*A block of data*:
--------

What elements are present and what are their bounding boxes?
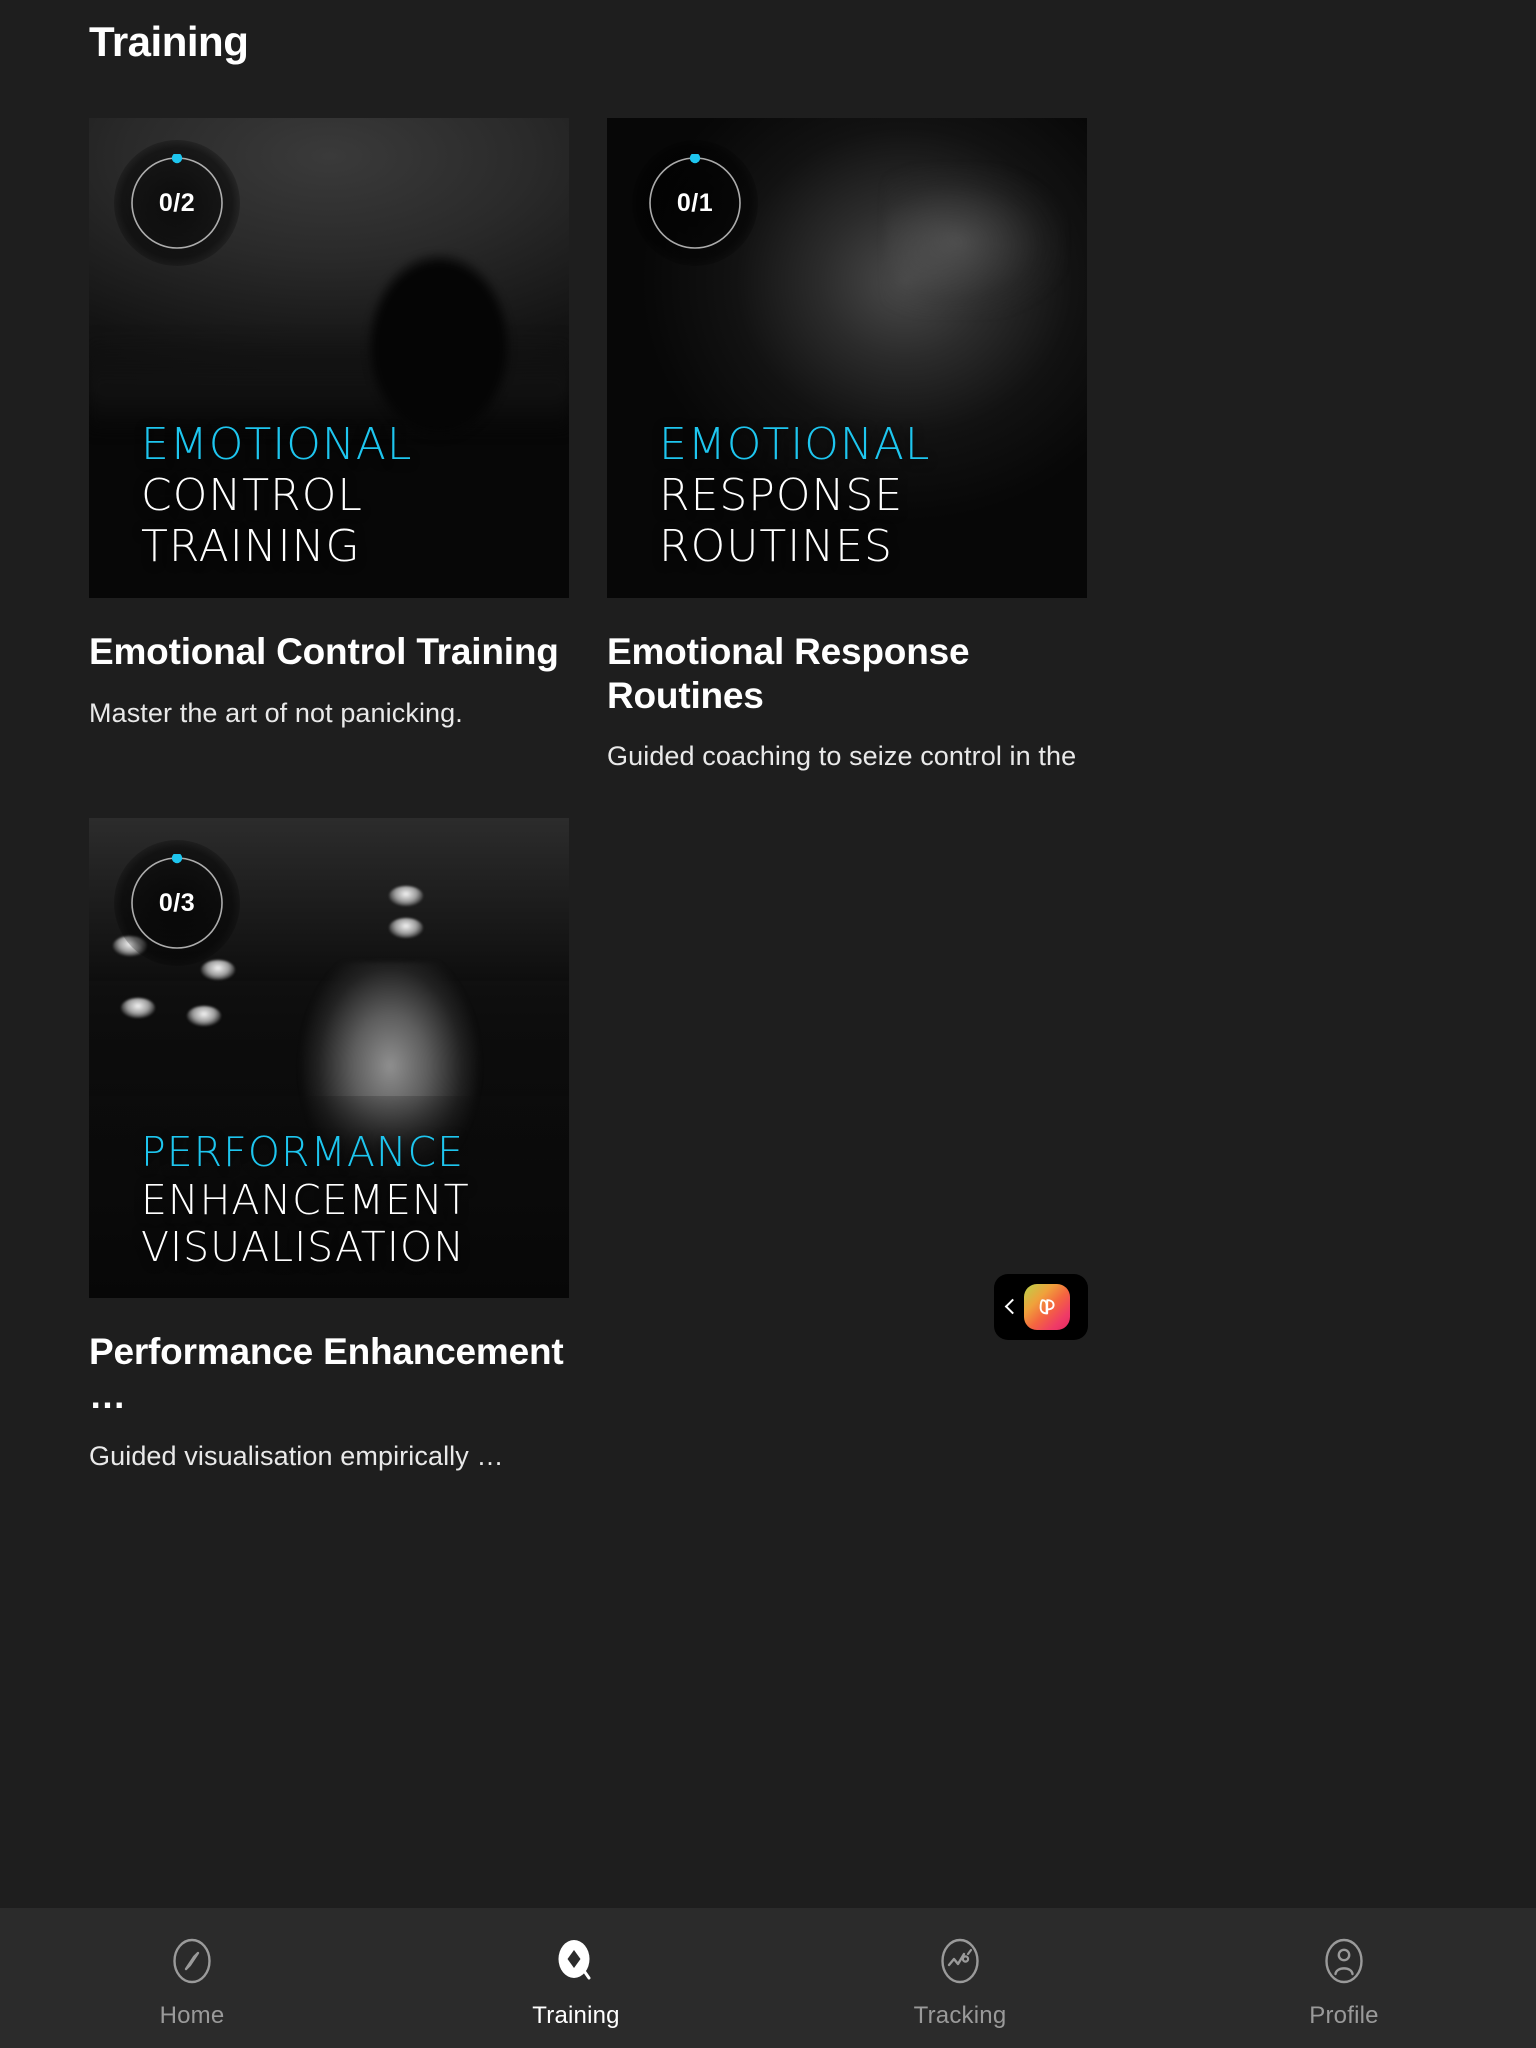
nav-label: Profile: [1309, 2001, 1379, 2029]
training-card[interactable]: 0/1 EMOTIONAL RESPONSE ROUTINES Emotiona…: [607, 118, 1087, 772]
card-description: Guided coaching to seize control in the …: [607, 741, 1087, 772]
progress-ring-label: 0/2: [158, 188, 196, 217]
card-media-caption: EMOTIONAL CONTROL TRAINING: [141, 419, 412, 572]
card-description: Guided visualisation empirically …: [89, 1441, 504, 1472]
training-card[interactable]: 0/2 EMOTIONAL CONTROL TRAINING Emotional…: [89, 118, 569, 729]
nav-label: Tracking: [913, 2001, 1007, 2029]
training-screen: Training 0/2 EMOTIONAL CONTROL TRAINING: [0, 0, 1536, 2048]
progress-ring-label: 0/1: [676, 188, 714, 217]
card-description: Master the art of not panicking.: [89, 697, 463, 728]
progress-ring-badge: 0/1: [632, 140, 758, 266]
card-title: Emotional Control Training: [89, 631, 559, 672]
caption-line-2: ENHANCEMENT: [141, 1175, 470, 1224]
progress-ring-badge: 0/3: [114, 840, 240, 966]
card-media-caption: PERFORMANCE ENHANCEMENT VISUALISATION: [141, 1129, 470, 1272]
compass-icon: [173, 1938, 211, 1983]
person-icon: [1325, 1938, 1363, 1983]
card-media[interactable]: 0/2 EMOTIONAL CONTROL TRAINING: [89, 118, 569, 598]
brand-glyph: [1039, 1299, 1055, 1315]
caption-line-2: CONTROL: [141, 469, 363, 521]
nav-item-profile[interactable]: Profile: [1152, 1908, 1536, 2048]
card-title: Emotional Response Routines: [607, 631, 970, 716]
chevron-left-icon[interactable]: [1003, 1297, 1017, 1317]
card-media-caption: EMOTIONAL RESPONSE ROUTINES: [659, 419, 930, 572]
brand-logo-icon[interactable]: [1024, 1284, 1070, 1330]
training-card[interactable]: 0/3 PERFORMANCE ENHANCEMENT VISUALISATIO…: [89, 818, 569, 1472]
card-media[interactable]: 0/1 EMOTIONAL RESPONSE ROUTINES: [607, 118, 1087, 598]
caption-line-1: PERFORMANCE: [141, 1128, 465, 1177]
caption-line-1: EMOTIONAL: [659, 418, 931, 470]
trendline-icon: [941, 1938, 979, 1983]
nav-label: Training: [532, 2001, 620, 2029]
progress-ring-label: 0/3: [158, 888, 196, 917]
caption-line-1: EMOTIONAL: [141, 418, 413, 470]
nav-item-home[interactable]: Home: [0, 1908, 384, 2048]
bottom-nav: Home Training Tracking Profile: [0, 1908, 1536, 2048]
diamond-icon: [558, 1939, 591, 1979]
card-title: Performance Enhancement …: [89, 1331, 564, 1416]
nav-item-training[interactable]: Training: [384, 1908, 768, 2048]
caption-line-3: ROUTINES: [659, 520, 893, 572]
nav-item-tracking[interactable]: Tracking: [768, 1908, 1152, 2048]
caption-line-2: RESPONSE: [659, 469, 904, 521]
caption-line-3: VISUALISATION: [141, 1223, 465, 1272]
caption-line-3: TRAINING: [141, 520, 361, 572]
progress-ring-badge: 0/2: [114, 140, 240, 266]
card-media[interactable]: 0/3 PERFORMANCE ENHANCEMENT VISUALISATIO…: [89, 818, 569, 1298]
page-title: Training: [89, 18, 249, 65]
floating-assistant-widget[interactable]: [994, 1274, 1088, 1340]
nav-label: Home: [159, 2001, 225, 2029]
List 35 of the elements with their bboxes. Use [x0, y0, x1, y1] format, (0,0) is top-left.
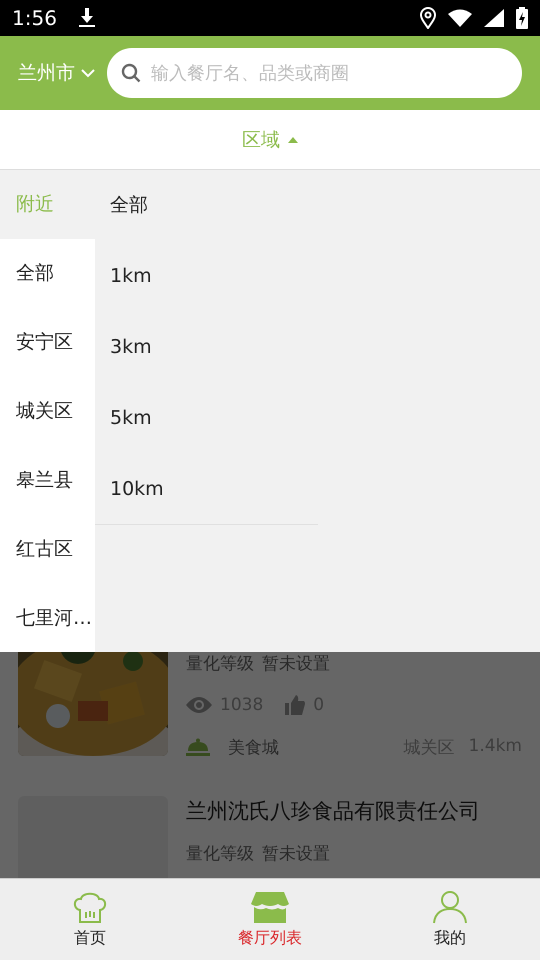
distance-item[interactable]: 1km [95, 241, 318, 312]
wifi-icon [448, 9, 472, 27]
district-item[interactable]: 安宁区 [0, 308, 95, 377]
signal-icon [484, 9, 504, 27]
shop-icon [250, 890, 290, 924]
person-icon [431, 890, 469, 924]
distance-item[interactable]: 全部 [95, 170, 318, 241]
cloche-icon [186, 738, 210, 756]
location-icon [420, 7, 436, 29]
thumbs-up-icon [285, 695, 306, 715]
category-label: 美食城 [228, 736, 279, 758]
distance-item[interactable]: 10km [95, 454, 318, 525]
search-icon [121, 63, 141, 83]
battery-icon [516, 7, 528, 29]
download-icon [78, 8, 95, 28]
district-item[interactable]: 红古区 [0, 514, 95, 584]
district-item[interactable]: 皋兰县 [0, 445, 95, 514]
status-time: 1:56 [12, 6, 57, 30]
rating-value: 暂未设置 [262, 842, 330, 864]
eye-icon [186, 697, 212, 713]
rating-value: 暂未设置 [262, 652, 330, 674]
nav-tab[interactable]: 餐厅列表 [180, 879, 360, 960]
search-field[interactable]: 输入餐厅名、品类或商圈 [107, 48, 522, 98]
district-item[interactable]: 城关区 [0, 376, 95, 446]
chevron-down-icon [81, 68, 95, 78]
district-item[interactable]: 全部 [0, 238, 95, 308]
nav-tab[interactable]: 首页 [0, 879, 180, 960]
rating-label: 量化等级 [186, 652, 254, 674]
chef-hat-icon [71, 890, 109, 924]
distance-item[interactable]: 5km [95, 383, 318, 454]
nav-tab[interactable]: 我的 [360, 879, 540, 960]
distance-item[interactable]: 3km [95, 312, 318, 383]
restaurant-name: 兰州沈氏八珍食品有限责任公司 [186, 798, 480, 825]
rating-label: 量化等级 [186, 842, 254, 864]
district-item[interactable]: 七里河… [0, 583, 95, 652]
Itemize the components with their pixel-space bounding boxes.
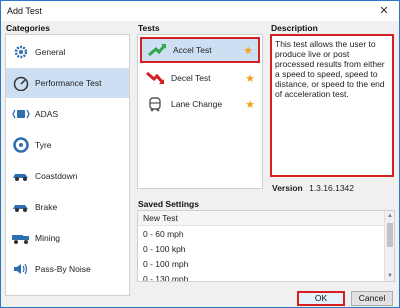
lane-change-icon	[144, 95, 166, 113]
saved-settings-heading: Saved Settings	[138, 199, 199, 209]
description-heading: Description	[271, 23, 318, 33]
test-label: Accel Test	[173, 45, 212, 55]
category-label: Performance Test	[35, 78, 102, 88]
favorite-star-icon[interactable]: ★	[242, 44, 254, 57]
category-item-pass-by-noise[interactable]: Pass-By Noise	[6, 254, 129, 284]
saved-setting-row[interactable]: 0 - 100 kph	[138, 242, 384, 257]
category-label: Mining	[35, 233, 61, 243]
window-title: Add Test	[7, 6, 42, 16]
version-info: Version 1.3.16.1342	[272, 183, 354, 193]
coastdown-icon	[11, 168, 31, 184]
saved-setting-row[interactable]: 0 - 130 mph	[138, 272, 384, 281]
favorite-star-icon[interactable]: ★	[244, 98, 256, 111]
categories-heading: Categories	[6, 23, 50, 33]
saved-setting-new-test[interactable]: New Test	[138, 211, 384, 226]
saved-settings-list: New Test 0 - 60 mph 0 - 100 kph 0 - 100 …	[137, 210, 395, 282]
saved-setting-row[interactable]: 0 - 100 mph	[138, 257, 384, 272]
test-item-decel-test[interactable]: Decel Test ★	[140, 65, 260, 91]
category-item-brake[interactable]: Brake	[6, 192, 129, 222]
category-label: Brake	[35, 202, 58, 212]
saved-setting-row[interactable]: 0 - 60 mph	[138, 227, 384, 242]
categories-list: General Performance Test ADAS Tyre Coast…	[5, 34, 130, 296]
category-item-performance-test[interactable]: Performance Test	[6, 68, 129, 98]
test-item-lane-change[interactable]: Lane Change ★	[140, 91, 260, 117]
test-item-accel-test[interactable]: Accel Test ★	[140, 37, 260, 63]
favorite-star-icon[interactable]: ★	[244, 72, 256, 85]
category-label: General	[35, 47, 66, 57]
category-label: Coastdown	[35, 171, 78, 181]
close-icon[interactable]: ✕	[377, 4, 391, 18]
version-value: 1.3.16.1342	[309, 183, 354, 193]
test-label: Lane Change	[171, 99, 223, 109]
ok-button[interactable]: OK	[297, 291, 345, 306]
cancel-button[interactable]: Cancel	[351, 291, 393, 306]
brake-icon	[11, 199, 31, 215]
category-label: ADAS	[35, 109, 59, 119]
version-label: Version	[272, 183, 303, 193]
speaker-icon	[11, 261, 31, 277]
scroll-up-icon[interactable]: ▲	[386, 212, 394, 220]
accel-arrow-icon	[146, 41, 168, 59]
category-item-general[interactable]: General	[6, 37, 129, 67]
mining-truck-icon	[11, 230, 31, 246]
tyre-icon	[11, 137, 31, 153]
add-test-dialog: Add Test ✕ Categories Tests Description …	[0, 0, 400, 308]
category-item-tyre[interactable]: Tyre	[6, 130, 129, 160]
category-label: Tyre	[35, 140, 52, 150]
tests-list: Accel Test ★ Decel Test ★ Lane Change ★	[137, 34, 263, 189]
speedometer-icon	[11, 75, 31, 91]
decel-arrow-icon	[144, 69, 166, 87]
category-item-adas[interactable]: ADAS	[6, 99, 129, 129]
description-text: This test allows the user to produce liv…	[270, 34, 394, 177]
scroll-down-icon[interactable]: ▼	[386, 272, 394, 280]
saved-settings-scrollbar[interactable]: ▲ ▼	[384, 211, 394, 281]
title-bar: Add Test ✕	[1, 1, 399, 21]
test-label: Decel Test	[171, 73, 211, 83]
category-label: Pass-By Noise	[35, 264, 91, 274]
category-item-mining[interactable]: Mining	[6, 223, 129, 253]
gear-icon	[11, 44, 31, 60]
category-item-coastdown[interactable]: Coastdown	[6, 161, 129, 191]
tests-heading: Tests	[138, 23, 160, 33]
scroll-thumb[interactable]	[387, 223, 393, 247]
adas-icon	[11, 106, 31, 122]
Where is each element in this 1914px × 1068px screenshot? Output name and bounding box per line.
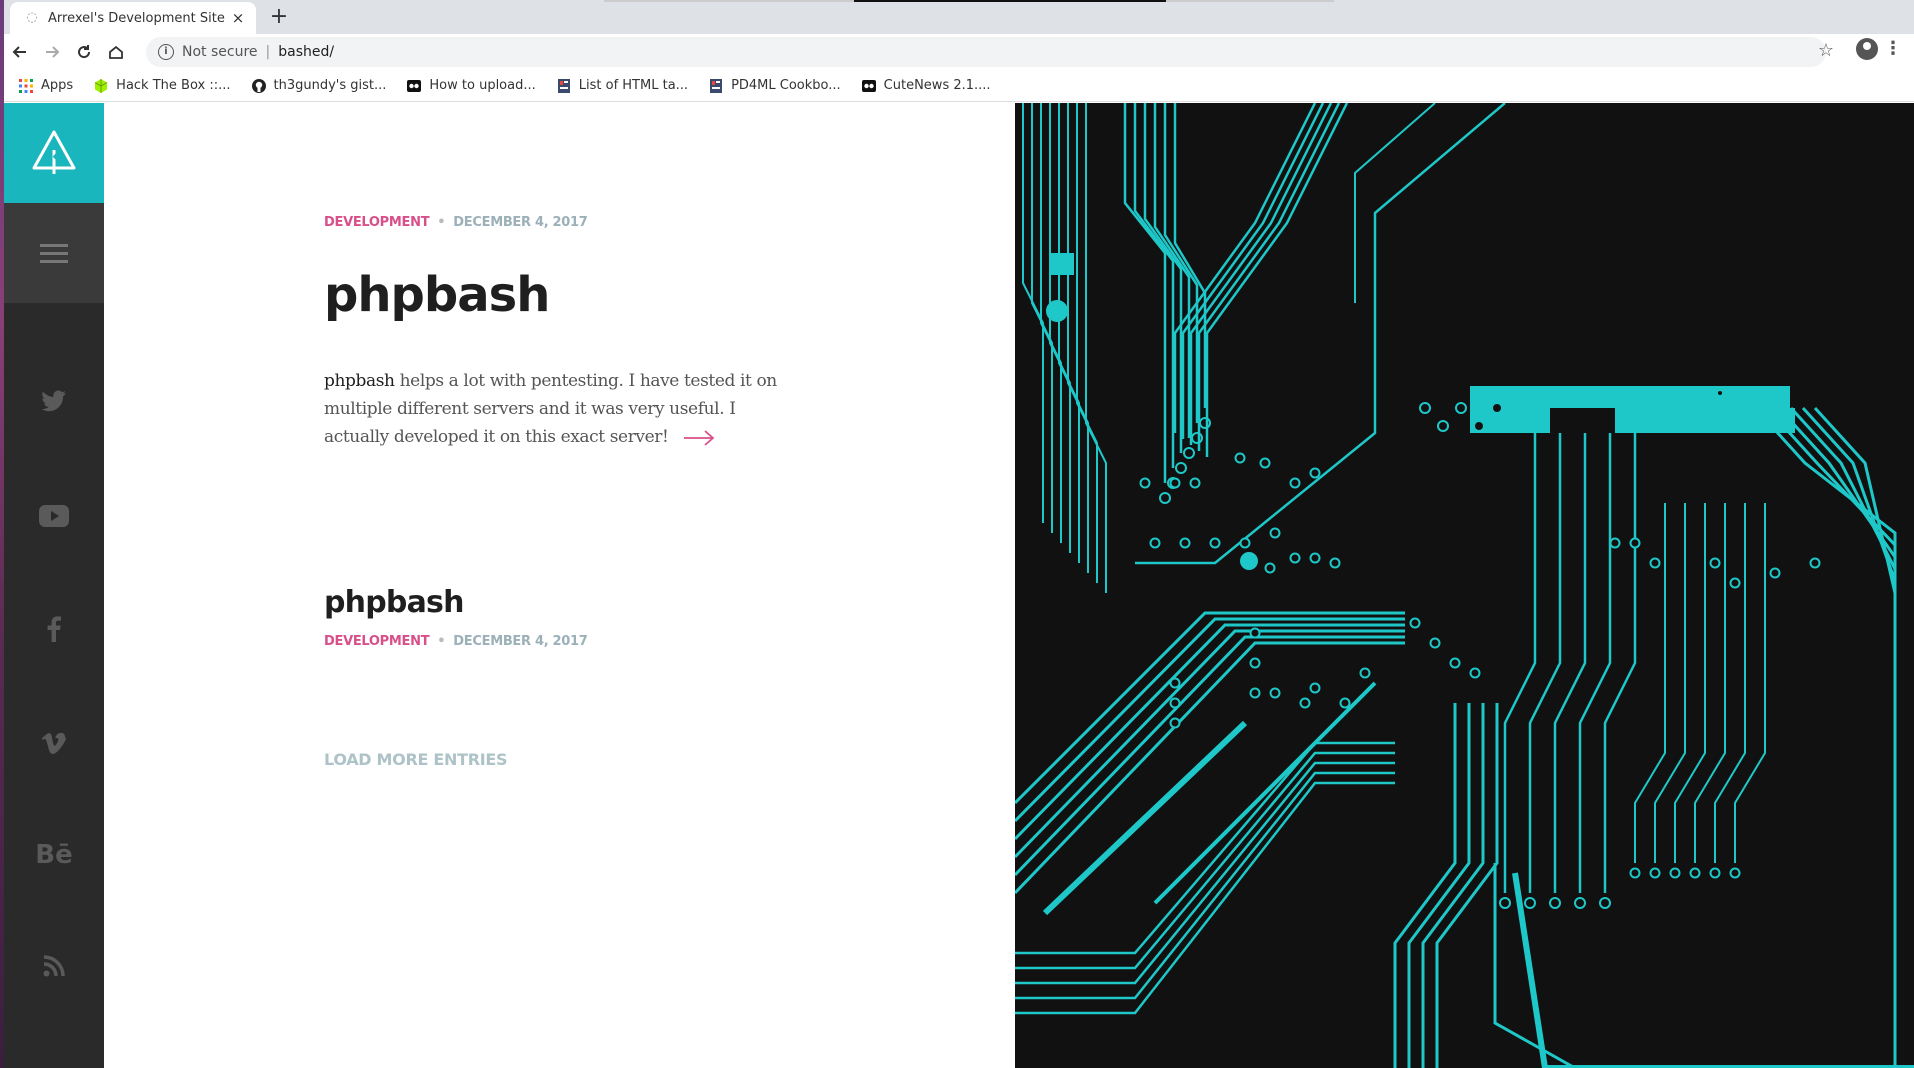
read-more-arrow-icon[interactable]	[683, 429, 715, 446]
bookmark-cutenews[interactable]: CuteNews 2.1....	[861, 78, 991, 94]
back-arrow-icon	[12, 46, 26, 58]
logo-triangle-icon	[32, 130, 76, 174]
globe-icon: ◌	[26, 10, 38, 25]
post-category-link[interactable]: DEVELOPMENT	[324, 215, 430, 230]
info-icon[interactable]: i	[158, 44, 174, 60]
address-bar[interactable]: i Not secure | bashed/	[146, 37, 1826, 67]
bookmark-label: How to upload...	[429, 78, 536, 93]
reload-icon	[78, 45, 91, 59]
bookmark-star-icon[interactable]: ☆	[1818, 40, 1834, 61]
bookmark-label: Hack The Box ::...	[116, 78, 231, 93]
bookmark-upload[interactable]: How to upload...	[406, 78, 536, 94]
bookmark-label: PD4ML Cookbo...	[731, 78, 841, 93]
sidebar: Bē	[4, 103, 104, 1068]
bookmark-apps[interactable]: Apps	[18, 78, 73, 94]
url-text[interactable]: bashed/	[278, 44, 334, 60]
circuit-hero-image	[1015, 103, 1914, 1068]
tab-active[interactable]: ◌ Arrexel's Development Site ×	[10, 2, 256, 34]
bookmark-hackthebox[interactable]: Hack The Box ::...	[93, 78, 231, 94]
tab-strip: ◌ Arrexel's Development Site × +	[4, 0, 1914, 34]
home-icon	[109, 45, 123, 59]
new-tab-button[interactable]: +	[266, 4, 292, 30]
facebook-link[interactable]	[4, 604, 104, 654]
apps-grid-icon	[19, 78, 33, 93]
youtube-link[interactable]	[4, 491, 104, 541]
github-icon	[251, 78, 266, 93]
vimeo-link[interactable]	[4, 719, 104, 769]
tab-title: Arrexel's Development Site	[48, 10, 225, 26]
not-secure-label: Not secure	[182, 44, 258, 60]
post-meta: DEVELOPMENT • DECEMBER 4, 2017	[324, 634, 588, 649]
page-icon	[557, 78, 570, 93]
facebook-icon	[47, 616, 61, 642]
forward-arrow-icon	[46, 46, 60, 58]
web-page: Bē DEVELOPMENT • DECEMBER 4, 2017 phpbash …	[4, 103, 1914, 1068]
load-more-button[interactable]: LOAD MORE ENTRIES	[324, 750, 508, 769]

--------

Can you rewrite the material starting at the line that has "95, 166, 113]" and ending after the line that has "saved-setting-row[interactable]: 0 - 130", replacing "Accel Test" with "Acceleration Test" and leaving all else untouched?

lane-change-icon	[144, 95, 166, 113]
saved-settings-heading: Saved Settings	[138, 199, 199, 209]
description-heading: Description	[271, 23, 318, 33]
test-label: Acceleration Test	[173, 45, 212, 55]
category-label: Performance Test	[35, 78, 102, 88]
favorite-star-icon[interactable]: ★	[242, 44, 254, 57]
category-item-pass-by-noise[interactable]: Pass-By Noise	[6, 254, 129, 284]
saved-setting-row[interactable]: 0 - 100 kph	[138, 242, 384, 257]
category-label: Mining	[35, 233, 61, 243]
window-title: Add Test	[7, 6, 42, 16]
version-info: Version 1.3.16.1342	[272, 183, 354, 193]
coastdown-icon	[11, 168, 31, 184]
saved-setting-row[interactable]: 0 - 130 mph	[138, 272, 384, 281]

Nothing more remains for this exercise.